→ Information supplied
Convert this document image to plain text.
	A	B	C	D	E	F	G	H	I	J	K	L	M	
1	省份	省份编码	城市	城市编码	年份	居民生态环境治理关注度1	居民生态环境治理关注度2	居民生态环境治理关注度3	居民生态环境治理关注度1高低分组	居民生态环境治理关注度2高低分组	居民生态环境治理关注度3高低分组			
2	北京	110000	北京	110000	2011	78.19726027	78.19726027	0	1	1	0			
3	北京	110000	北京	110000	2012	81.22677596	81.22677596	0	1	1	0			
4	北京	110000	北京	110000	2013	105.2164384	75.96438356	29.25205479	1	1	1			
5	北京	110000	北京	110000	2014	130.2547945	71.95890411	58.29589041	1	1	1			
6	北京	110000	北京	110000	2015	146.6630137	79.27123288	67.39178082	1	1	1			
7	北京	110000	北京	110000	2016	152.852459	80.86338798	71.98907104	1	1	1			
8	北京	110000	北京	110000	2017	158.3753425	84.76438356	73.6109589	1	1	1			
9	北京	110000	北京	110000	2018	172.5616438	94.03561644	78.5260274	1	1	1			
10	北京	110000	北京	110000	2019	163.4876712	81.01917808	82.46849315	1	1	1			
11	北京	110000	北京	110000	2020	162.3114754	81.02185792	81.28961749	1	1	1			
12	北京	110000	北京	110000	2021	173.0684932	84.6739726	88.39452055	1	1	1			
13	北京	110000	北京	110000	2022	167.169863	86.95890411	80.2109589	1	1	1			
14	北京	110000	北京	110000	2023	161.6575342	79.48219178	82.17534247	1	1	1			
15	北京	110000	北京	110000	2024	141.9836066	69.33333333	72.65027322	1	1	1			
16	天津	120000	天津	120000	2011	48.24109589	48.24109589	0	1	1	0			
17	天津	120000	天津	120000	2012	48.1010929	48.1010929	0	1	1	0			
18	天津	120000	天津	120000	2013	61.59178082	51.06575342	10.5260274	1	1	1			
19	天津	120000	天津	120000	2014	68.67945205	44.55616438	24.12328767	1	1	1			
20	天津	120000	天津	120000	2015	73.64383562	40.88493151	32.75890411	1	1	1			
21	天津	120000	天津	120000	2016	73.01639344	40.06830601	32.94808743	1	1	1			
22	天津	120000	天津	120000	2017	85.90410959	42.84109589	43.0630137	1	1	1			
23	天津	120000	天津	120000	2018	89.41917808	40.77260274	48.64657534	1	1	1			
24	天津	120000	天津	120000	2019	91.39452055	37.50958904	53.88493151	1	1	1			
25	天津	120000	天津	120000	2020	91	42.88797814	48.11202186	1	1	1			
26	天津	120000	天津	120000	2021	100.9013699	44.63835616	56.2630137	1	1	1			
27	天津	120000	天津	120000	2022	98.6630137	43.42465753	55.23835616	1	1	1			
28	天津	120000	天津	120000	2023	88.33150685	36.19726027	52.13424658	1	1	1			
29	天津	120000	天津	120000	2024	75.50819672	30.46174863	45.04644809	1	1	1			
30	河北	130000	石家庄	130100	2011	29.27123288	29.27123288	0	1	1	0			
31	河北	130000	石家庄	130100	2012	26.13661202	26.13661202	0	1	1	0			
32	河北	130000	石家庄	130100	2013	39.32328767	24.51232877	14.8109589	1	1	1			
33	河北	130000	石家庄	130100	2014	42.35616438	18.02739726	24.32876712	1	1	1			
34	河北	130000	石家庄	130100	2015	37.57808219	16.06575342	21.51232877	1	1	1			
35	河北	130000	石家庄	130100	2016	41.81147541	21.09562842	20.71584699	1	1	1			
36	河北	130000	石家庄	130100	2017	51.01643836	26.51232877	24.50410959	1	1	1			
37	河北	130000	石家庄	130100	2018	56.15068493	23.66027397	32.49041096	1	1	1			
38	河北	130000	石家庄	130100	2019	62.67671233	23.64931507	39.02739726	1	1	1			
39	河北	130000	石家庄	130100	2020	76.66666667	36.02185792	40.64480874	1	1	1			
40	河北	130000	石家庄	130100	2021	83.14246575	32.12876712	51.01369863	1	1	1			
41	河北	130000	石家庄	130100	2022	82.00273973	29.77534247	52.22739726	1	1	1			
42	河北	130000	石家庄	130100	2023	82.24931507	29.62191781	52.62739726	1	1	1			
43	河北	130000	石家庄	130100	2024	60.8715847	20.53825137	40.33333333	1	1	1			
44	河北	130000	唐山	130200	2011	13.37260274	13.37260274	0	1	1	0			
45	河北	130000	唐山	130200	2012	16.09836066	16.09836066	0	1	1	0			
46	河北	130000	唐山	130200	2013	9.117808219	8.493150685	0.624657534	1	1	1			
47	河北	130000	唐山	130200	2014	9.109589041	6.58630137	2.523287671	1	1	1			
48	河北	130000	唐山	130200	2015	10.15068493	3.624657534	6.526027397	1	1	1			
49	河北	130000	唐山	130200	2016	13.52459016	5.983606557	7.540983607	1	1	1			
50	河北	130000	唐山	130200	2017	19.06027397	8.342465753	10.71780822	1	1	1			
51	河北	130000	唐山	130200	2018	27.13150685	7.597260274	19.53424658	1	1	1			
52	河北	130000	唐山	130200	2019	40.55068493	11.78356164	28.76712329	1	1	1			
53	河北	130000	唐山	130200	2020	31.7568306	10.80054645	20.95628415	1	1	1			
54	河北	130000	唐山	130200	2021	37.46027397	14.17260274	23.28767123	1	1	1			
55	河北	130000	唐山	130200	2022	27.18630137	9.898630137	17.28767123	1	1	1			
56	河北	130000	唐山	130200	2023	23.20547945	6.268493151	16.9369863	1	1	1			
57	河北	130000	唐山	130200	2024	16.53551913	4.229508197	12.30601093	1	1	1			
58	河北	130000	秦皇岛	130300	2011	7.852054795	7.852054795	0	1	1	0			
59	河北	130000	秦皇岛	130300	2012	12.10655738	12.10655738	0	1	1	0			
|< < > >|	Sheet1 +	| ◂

→ Exercise description
All of the entries should be written out again exactly.

→ Solution for this task
Convert this document image to plain text.
	A	B	C	D	E	F	G	H	I	J	K	L	M	
1	省份	省份编码	城市	城市编码	年份	居民生态环境治理关注度1	居民生态环境治理关注度2	居民生态环境治理关注度3	居民生态环境治理关注度1高低分组	居民生态环境治理关注度2高低分组	居民生态环境治理关注度3高低分组			
2	北京	110000	北京	110000	2011	78.19726027	78.19726027	0	1	1	0			
3	北京	110000	北京	110000	2012	81.22677596	81.22677596	0	1	1	0			
4	北京	110000	北京	110000	2013	105.2164384	75.96438356	29.25205479	1	1	1			
5	北京	110000	北京	110000	2014	130.2547945	71.95890411	58.29589041	1	1	1			
6	北京	110000	北京	110000	2015	146.6630137	79.27123288	67.39178082	1	1	1			
7	北京	110000	北京	110000	2016	152.852459	80.86338798	71.98907104	1	1	1			
8	北京	110000	北京	110000	2017	158.3753425	84.76438356	73.6109589	1	1	1			
9	北京	110000	北京	110000	2018	172.5616438	94.03561644	78.5260274	1	1	1			
10	北京	110000	北京	110000	2019	163.4876712	81.01917808	82.46849315	1	1	1			
11	北京	110000	北京	110000	2020	162.3114754	81.02185792	81.28961749	1	1	1			
12	北京	110000	北京	110000	2021	173.0684932	84.6739726	88.39452055	1	1	1			
13	北京	110000	北京	110000	2022	167.169863	86.95890411	80.2109589	1	1	1			
14	北京	110000	北京	110000	2023	161.6575342	79.48219178	82.17534247	1	1	1			
15	北京	110000	北京	110000	2024	141.9836066	69.33333333	72.65027322	1	1	1			
16	天津	120000	天津	120000	2011	48.24109589	48.24109589	0	1	1	0			
17	天津	120000	天津	120000	2012	48.1010929	48.1010929	0	1	1	0			
18	天津	120000	天津	120000	2013	61.59178082	51.06575342	10.5260274	1	1	1			
19	天津	120000	天津	120000	2014	68.67945205	44.55616438	24.12328767	1	1	1			
20	天津	120000	天津	120000	2015	73.64383562	40.88493151	32.75890411	1	1	1			
21	天津	120000	天津	120000	2016	73.01639344	40.06830601	32.94808743	1	1	1			
22	天津	120000	天津	120000	2017	85.90410959	42.84109589	43.0630137	1	1	1			
23	天津	120000	天津	120000	2018	89.41917808	40.77260274	48.64657534	1	1	1			
24	天津	120000	天津	120000	2019	91.39452055	37.50958904	53.88493151	1	1	1			
25	天津	120000	天津	120000	2020	91	42.88797814	48.11202186	1	1	1			
26	天津	120000	天津	120000	2021	100.9013699	44.63835616	56.2630137	1	1	1			
27	天津	120000	天津	120000	2022	98.6630137	43.42465753	55.23835616	1	1	1			
28	天津	120000	天津	120000	2023	88.33150685	36.19726027	52.13424658	1	1	1			
29	天津	120000	天津	120000	2024	75.50819672	30.46174863	45.04644809	1	1	1			
30	河北	130000	石家庄	130100	2011	29.27123288	29.27123288	0	1	1	0			
31	河北	130000	石家庄	130100	2012	26.13661202	26.13661202	0	1	1	0			
32	河北	130000	石家庄	130100	2013	39.32328767	24.51232877	14.8109589	1	1	1			
33	河北	130000	石家庄	130100	2014	42.35616438	18.02739726	24.32876712	1	1	1			
34	河北	130000	石家庄	130100	2015	37.57808219	16.06575342	21.51232877	1	1	1			
35	河北	130000	石家庄	130100	2016	41.81147541	21.09562842	20.71584699	1	1	1			
36	河北	130000	石家庄	130100	2017	51.01643836	26.51232877	24.50410959	1	1	1			
37	河北	130000	石家庄	130100	2018	56.15068493	23.66027397	32.49041096	1	1	1			
38	河北	130000	石家庄	130100	2019	62.67671233	23.64931507	39.02739726	1	1	1			
39	河北	130000	石家庄	130100	2020	76.66666667	36.02185792	40.64480874	1	1	1			
40	河北	130000	石家庄	130100	2021	83.14246575	32.12876712	51.01369863	1	1	1			
41	河北	130000	石家庄	130100	2022	82.00273973	29.77534247	52.22739726	1	1	1			
42	河北	130000	石家庄	130100	2023	82.24931507	29.62191781	52.62739726	1	1	1			
43	河北	130000	石家庄	130100	2024	60.8715847	20.53825137	40.33333333	1	1	1			
44	河北	130000	唐山	130200	2011	13.37260274	13.37260274	0	1	1	0			
45	河北	130000	唐山	130200	2012	16.09836066	16.09836066	0	1	1	0			
46	河北	130000	唐山	130200	2013	9.117808219	8.493150685	0.624657534	1	1	1			
47	河北	130000	唐山	130200	2014	9.109589041	6.58630137	2.523287671	1	1	1			
48	河北	130000	唐山	130200	2015	10.15068493	3.624657534	6.526027397	1	1	1			
49	河北	130000	唐山	130200	2016	13.52459016	5.983606557	7.540983607	1	1	1			
50	河北	130000	唐山	130200	2017	19.06027397	8.342465753	10.71780822	1	1	1			
51	河北	130000	唐山	130200	2018	27.13150685	7.597260274	19.53424658	1	1	1			
52	河北	130000	唐山	130200	2019	40.55068493	11.78356164	28.76712329	1	1	1			
53	河北	130000	唐山	130200	2020	31.7568306	10.80054645	20.95628415	1	1	1			
54	河北	130000	唐山	130200	2021	37.46027397	14.17260274	23.28767123	1	1	1			
55	河北	130000	唐山	130200	2022	27.18630137	9.898630137	17.28767123	1	1	1			
56	河北	130000	唐山	130200	2023	23.20547945	6.268493151	16.9369863	1	1	1			
57	河北	130000	唐山	130200	2024	16.53551913	4.229508197	12.30601093	1	1	1			
58	河北	130000	秦皇岛	130300	2011	7.852054795	7.852054795	0	1	1	0			
59	河北	130000	秦皇岛	130300	2012	12.10655738	12.10655738	0	1	1	0			
|< < > >|	Sheet1 +	| ◂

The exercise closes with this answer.